--- START DATA LISTING ---

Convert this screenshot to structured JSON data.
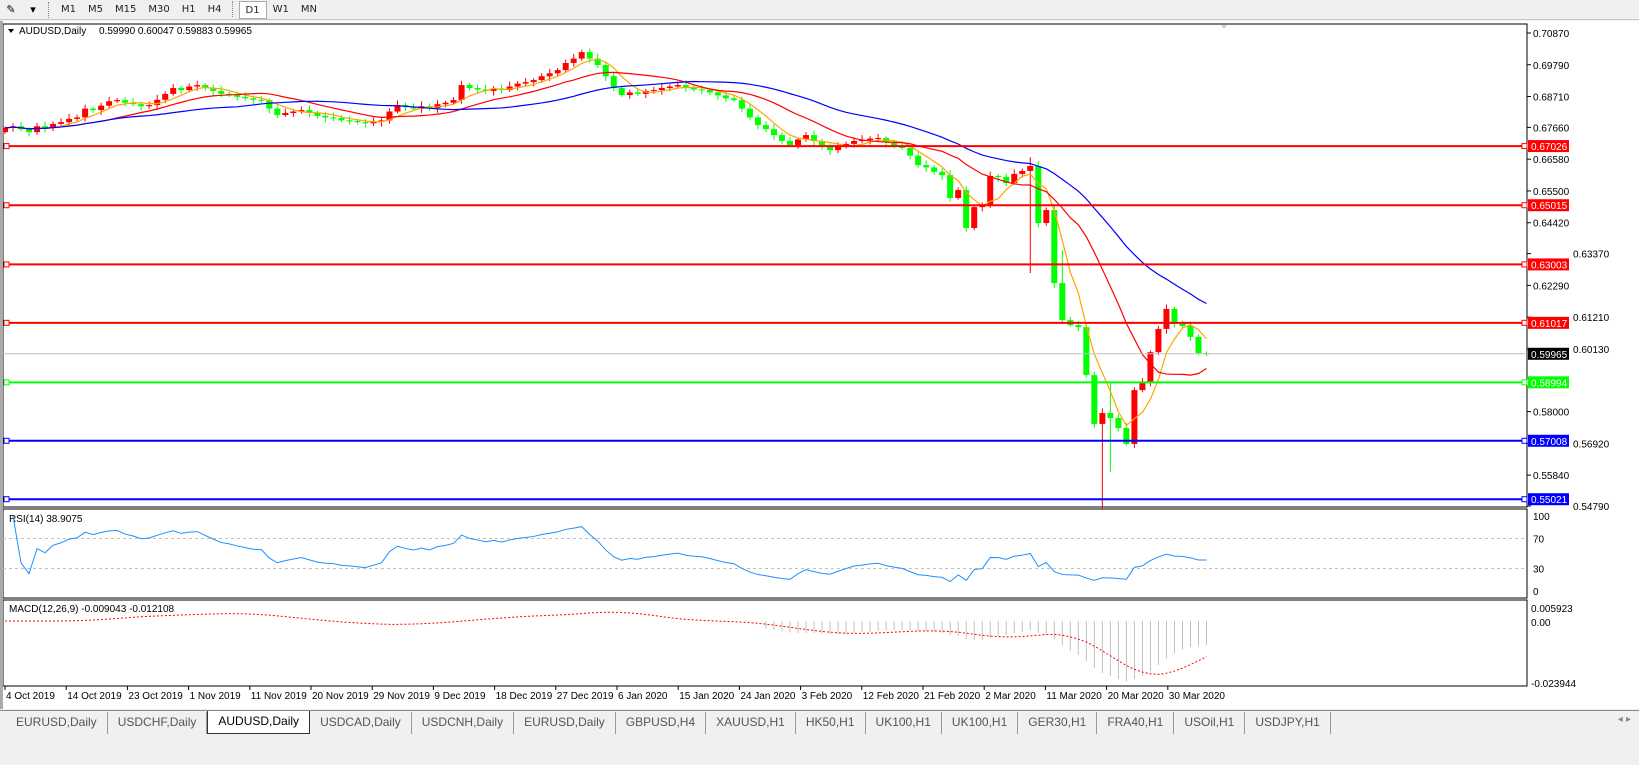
{
  "toolbar": {
    "timeframes": [
      "M1",
      "M5",
      "M15",
      "M30",
      "H1",
      "H4",
      "D1",
      "W1",
      "MN"
    ],
    "active": "D1"
  },
  "chart": {
    "symbol_label": "AUDUSD,Daily",
    "ohlc_label": "0.59990 0.60047 0.59883 0.59965",
    "rsi_label": "RSI(14) 38.9075",
    "macd_label": "MACD(12,26,9) -0.009043 -0.012108",
    "colors": {
      "bull_candle": "#ff0000",
      "bear_candle": "#00ff00",
      "ma_fast": "#ffa500",
      "ma_mid": "#ff0000",
      "ma_slow": "#0000ff",
      "rsi": "#1e90ff",
      "macd_hist": "#c0c0c0",
      "macd_signal": "#ff0000"
    }
  },
  "chart_data": {
    "type": "candlestick",
    "closes": [
      0.6764,
      0.677,
      0.676,
      0.675,
      0.677,
      0.6765,
      0.6778,
      0.6784,
      0.6795,
      0.68,
      0.683,
      0.6825,
      0.684,
      0.6855,
      0.6859,
      0.685,
      0.6845,
      0.6838,
      0.6842,
      0.686,
      0.688,
      0.69,
      0.6893,
      0.6905,
      0.691,
      0.69,
      0.689,
      0.688,
      0.6876,
      0.687,
      0.6865,
      0.686,
      0.6859,
      0.683,
      0.6808,
      0.6815,
      0.682,
      0.6825,
      0.6815,
      0.6805,
      0.68,
      0.6798,
      0.679,
      0.6788,
      0.6784,
      0.678,
      0.6785,
      0.679,
      0.682,
      0.6842,
      0.6835,
      0.683,
      0.6838,
      0.6832,
      0.6845,
      0.685,
      0.6859,
      0.691,
      0.69,
      0.6895,
      0.689,
      0.6898,
      0.6893,
      0.6905,
      0.6915,
      0.692,
      0.6927,
      0.694,
      0.695,
      0.6961,
      0.6985,
      0.7,
      0.7022,
      0.7,
      0.6978,
      0.694,
      0.69,
      0.6876,
      0.6885,
      0.688,
      0.689,
      0.6893,
      0.69,
      0.6905,
      0.691,
      0.69,
      0.6895,
      0.6893,
      0.6885,
      0.6875,
      0.6865,
      0.6859,
      0.683,
      0.68,
      0.6774,
      0.676,
      0.674,
      0.672,
      0.6706,
      0.6725,
      0.674,
      0.672,
      0.67,
      0.6689,
      0.67,
      0.671,
      0.672,
      0.6723,
      0.6728,
      0.673,
      0.6715,
      0.6705,
      0.6696,
      0.667,
      0.6638,
      0.663,
      0.6615,
      0.6604,
      0.6526,
      0.6553,
      0.6424,
      0.6495,
      0.6501,
      0.6601,
      0.6598,
      0.6577,
      0.6608,
      0.6618,
      0.6635,
      0.6441,
      0.6485,
      0.6237,
      0.6111,
      0.6094,
      0.6087,
      0.5924,
      0.5758,
      0.5795,
      0.5778,
      0.5744,
      0.569,
      0.5873,
      0.59,
      0.6002,
      0.6081,
      0.6149,
      0.6098,
      0.6091,
      0.6054,
      0.5999,
      0.59965
    ],
    "first_open": 0.675,
    "wick_extremes": {
      "128": {
        "high": 0.6665,
        "low": 0.6271
      },
      "132": {
        "high": 0.6349
      },
      "137": {
        "low": 0.5469
      },
      "138": {
        "low": 0.5595,
        "high": 0.59
      },
      "150": {
        "high": 0.60047,
        "low": 0.59883
      }
    },
    "price_ticks": [
      "0.70870",
      "0.69790",
      "0.68710",
      "0.67660",
      "0.66580",
      "0.65500",
      "0.64420",
      "0.63370",
      "0.62290",
      "0.61210",
      "0.60130",
      "0.58000",
      "0.56920",
      "0.55840",
      "0.54790"
    ],
    "levels": [
      {
        "price": "0.67026",
        "color": "#ff0000"
      },
      {
        "price": "0.65015",
        "color": "#ff0000"
      },
      {
        "price": "0.63003",
        "color": "#ff0000"
      },
      {
        "price": "0.61017",
        "color": "#ff0000"
      },
      {
        "price": "0.58994",
        "color": "#00ff00"
      },
      {
        "price": "0.57008",
        "color": "#0000ff"
      },
      {
        "price": "0.55021",
        "color": "#0000ff"
      }
    ],
    "current_price": "0.59965",
    "rsi_ticks": [
      "100",
      "70",
      "30",
      "0"
    ],
    "macd_ticks": [
      "0.005923",
      "0.00",
      "-0.023944"
    ],
    "date_labels": [
      "4 Oct 2019",
      "14 Oct 2019",
      "23 Oct 2019",
      "1 Nov 2019",
      "11 Nov 2019",
      "20 Nov 2019",
      "29 Nov 2019",
      "9 Dec 2019",
      "18 Dec 2019",
      "27 Dec 2019",
      "6 Jan 2020",
      "15 Jan 2020",
      "24 Jan 2020",
      "3 Feb 2020",
      "12 Feb 2020",
      "21 Feb 2020",
      "2 Mar 2020",
      "11 Mar 2020",
      "20 Mar 2020",
      "30 Mar 2020"
    ]
  },
  "tabs": [
    {
      "label": "EURUSD,Daily"
    },
    {
      "label": "USDCHF,Daily"
    },
    {
      "label": "AUDUSD,Daily",
      "active": true
    },
    {
      "label": "USDCAD,Daily"
    },
    {
      "label": "USDCNH,Daily"
    },
    {
      "label": "EURUSD,Daily"
    },
    {
      "label": "GBPUSD,H4"
    },
    {
      "label": "XAUUSD,H1"
    },
    {
      "label": "HK50,H1"
    },
    {
      "label": "UK100,H1"
    },
    {
      "label": "UK100,H1"
    },
    {
      "label": "GER30,H1"
    },
    {
      "label": "FRA40,H1"
    },
    {
      "label": "USOil,H1"
    },
    {
      "label": "USDJPY,H1"
    }
  ]
}
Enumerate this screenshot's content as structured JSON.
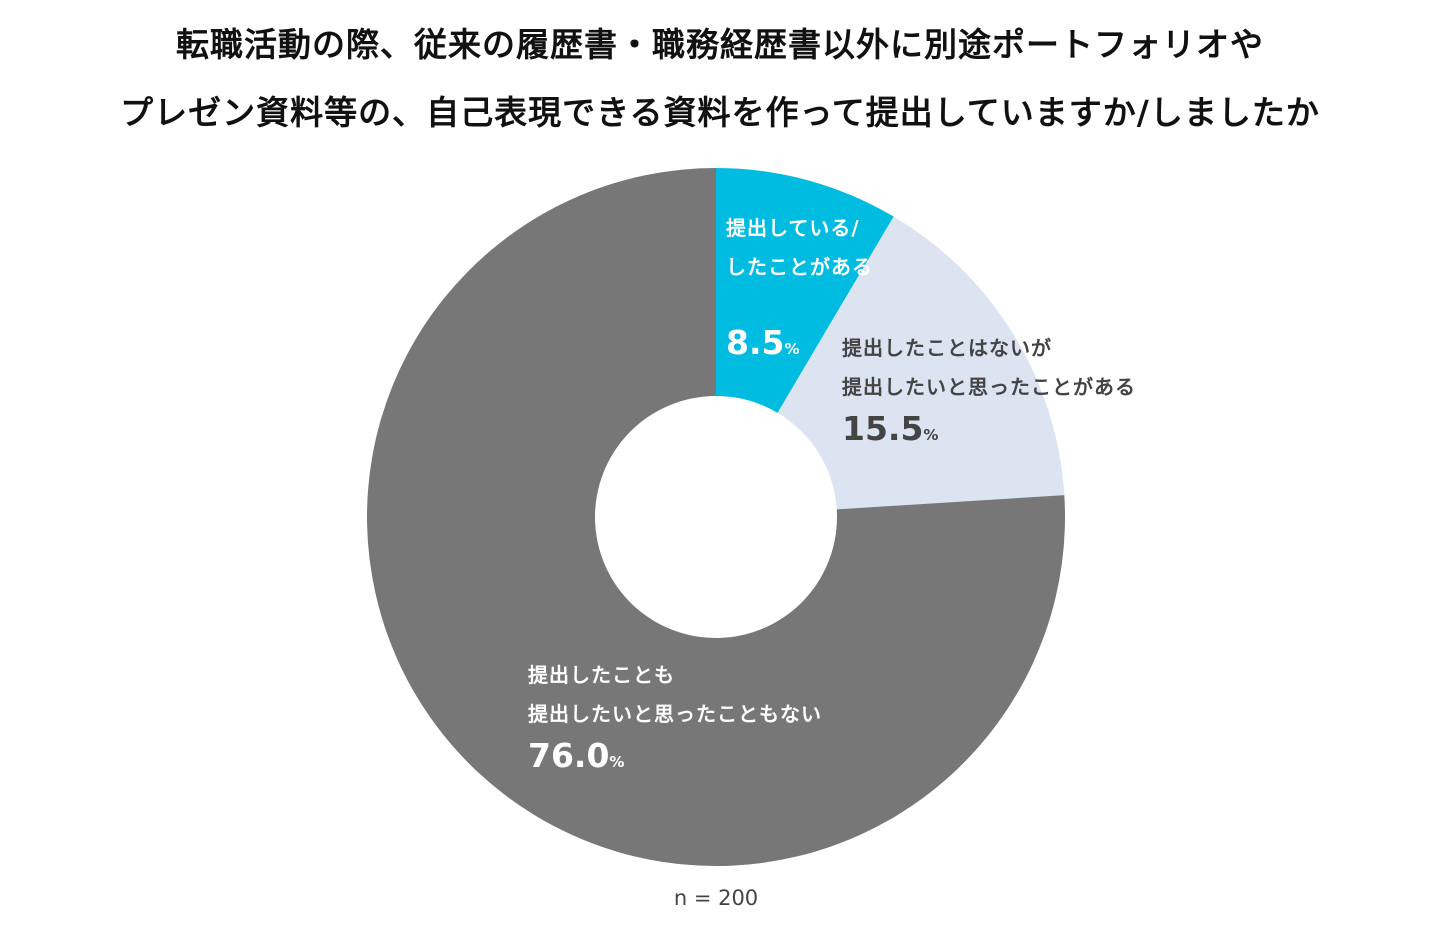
{
  "chart_data": {
    "type": "pie",
    "donut": true,
    "title_lines": [
      "転職活動の際、従来の履歴書・職務経歴書以外に別途ポートフォリオや",
      "プレゼン資料等の、自己表現できる資料を作って提出していますか/しましたか"
    ],
    "slices": [
      {
        "label_lines": [
          "提出している/",
          "したことがある"
        ],
        "value": 8.5,
        "value_text": "8.5",
        "unit": "%",
        "color": "#00BCE0",
        "text_color": "white"
      },
      {
        "label_lines": [
          "提出したことはないが",
          "提出したいと思ったことがある"
        ],
        "value": 15.5,
        "value_text": "15.5",
        "unit": "%",
        "color": "#DCE4F2",
        "text_color": "dark"
      },
      {
        "label_lines": [
          "提出したことも",
          "提出したいと思ったこともない"
        ],
        "value": 76.0,
        "value_text": "76.0",
        "unit": "%",
        "color": "#777777",
        "text_color": "white"
      }
    ],
    "note": "n = 200"
  }
}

--- END DATA LISTING ---

__YOUR INSTRUCTIONS__
Repeat the data in full and exactly. Omit pictures.

__TASK SOLUTION__
Convert this screenshot to structured JSON data.
{
  "toolbar": {
    "timeframes": [
      "M1",
      "M5",
      "M15",
      "M30",
      "H1",
      "H4",
      "D1",
      "W1",
      "MN"
    ],
    "active": "D1"
  },
  "chart": {
    "symbol_label": "AUDUSD,Daily",
    "ohlc_label": "0.59990 0.60047 0.59883 0.59965",
    "rsi_label": "RSI(14) 38.9075",
    "macd_label": "MACD(12,26,9) -0.009043 -0.012108",
    "colors": {
      "bull_candle": "#ff0000",
      "bear_candle": "#00ff00",
      "ma_fast": "#ffa500",
      "ma_mid": "#ff0000",
      "ma_slow": "#0000ff",
      "rsi": "#1e90ff",
      "macd_hist": "#c0c0c0",
      "macd_signal": "#ff0000"
    }
  },
  "chart_data": {
    "type": "candlestick",
    "closes": [
      0.6764,
      0.677,
      0.676,
      0.675,
      0.677,
      0.6765,
      0.6778,
      0.6784,
      0.6795,
      0.68,
      0.683,
      0.6825,
      0.684,
      0.6855,
      0.6859,
      0.685,
      0.6845,
      0.6838,
      0.6842,
      0.686,
      0.688,
      0.69,
      0.6893,
      0.6905,
      0.691,
      0.69,
      0.689,
      0.688,
      0.6876,
      0.687,
      0.6865,
      0.686,
      0.6859,
      0.683,
      0.6808,
      0.6815,
      0.682,
      0.6825,
      0.6815,
      0.6805,
      0.68,
      0.6798,
      0.679,
      0.6788,
      0.6784,
      0.678,
      0.6785,
      0.679,
      0.682,
      0.6842,
      0.6835,
      0.683,
      0.6838,
      0.6832,
      0.6845,
      0.685,
      0.6859,
      0.691,
      0.69,
      0.6895,
      0.689,
      0.6898,
      0.6893,
      0.6905,
      0.6915,
      0.692,
      0.6927,
      0.694,
      0.695,
      0.6961,
      0.6985,
      0.7,
      0.7022,
      0.7,
      0.6978,
      0.694,
      0.69,
      0.6876,
      0.6885,
      0.688,
      0.689,
      0.6893,
      0.69,
      0.6905,
      0.691,
      0.69,
      0.6895,
      0.6893,
      0.6885,
      0.6875,
      0.6865,
      0.6859,
      0.683,
      0.68,
      0.6774,
      0.676,
      0.674,
      0.672,
      0.6706,
      0.6725,
      0.674,
      0.672,
      0.67,
      0.6689,
      0.67,
      0.671,
      0.672,
      0.6723,
      0.6728,
      0.673,
      0.6715,
      0.6705,
      0.6696,
      0.667,
      0.6638,
      0.663,
      0.6615,
      0.6604,
      0.6526,
      0.6553,
      0.6424,
      0.6495,
      0.6501,
      0.6601,
      0.6598,
      0.6577,
      0.6608,
      0.6618,
      0.6635,
      0.6441,
      0.6485,
      0.6237,
      0.6111,
      0.6094,
      0.6087,
      0.5924,
      0.5758,
      0.5795,
      0.5778,
      0.5744,
      0.569,
      0.5873,
      0.59,
      0.6002,
      0.6081,
      0.6149,
      0.6098,
      0.6091,
      0.6054,
      0.5999,
      0.59965
    ],
    "first_open": 0.675,
    "wick_extremes": {
      "128": {
        "high": 0.6665,
        "low": 0.6271
      },
      "132": {
        "high": 0.6349
      },
      "137": {
        "low": 0.5469
      },
      "138": {
        "low": 0.5595,
        "high": 0.59
      },
      "150": {
        "high": 0.60047,
        "low": 0.59883
      }
    },
    "price_ticks": [
      "0.70870",
      "0.69790",
      "0.68710",
      "0.67660",
      "0.66580",
      "0.65500",
      "0.64420",
      "0.63370",
      "0.62290",
      "0.61210",
      "0.60130",
      "0.58000",
      "0.56920",
      "0.55840",
      "0.54790"
    ],
    "levels": [
      {
        "price": "0.67026",
        "color": "#ff0000"
      },
      {
        "price": "0.65015",
        "color": "#ff0000"
      },
      {
        "price": "0.63003",
        "color": "#ff0000"
      },
      {
        "price": "0.61017",
        "color": "#ff0000"
      },
      {
        "price": "0.58994",
        "color": "#00ff00"
      },
      {
        "price": "0.57008",
        "color": "#0000ff"
      },
      {
        "price": "0.55021",
        "color": "#0000ff"
      }
    ],
    "current_price": "0.59965",
    "rsi_ticks": [
      "100",
      "70",
      "30",
      "0"
    ],
    "macd_ticks": [
      "0.005923",
      "0.00",
      "-0.023944"
    ],
    "date_labels": [
      "4 Oct 2019",
      "14 Oct 2019",
      "23 Oct 2019",
      "1 Nov 2019",
      "11 Nov 2019",
      "20 Nov 2019",
      "29 Nov 2019",
      "9 Dec 2019",
      "18 Dec 2019",
      "27 Dec 2019",
      "6 Jan 2020",
      "15 Jan 2020",
      "24 Jan 2020",
      "3 Feb 2020",
      "12 Feb 2020",
      "21 Feb 2020",
      "2 Mar 2020",
      "11 Mar 2020",
      "20 Mar 2020",
      "30 Mar 2020"
    ]
  },
  "tabs": [
    {
      "label": "EURUSD,Daily"
    },
    {
      "label": "USDCHF,Daily"
    },
    {
      "label": "AUDUSD,Daily",
      "active": true
    },
    {
      "label": "USDCAD,Daily"
    },
    {
      "label": "USDCNH,Daily"
    },
    {
      "label": "EURUSD,Daily"
    },
    {
      "label": "GBPUSD,H4"
    },
    {
      "label": "XAUUSD,H1"
    },
    {
      "label": "HK50,H1"
    },
    {
      "label": "UK100,H1"
    },
    {
      "label": "UK100,H1"
    },
    {
      "label": "GER30,H1"
    },
    {
      "label": "FRA40,H1"
    },
    {
      "label": "USOil,H1"
    },
    {
      "label": "USDJPY,H1"
    }
  ]
}
Enumerate this screenshot's content as structured JSON.
{
  "chart_data": {
    "type": "pie",
    "donut": true,
    "title_lines": [
      "転職活動の際、従来の履歴書・職務経歴書以外に別途ポートフォリオや",
      "プレゼン資料等の、自己表現できる資料を作って提出していますか/しましたか"
    ],
    "slices": [
      {
        "label_lines": [
          "提出している/",
          "したことがある"
        ],
        "value": 8.5,
        "value_text": "8.5",
        "unit": "%",
        "color": "#00BCE0",
        "text_color": "white"
      },
      {
        "label_lines": [
          "提出したことはないが",
          "提出したいと思ったことがある"
        ],
        "value": 15.5,
        "value_text": "15.5",
        "unit": "%",
        "color": "#DCE4F2",
        "text_color": "dark"
      },
      {
        "label_lines": [
          "提出したことも",
          "提出したいと思ったこともない"
        ],
        "value": 76.0,
        "value_text": "76.0",
        "unit": "%",
        "color": "#777777",
        "text_color": "white"
      }
    ],
    "note": "n = 200"
  }
}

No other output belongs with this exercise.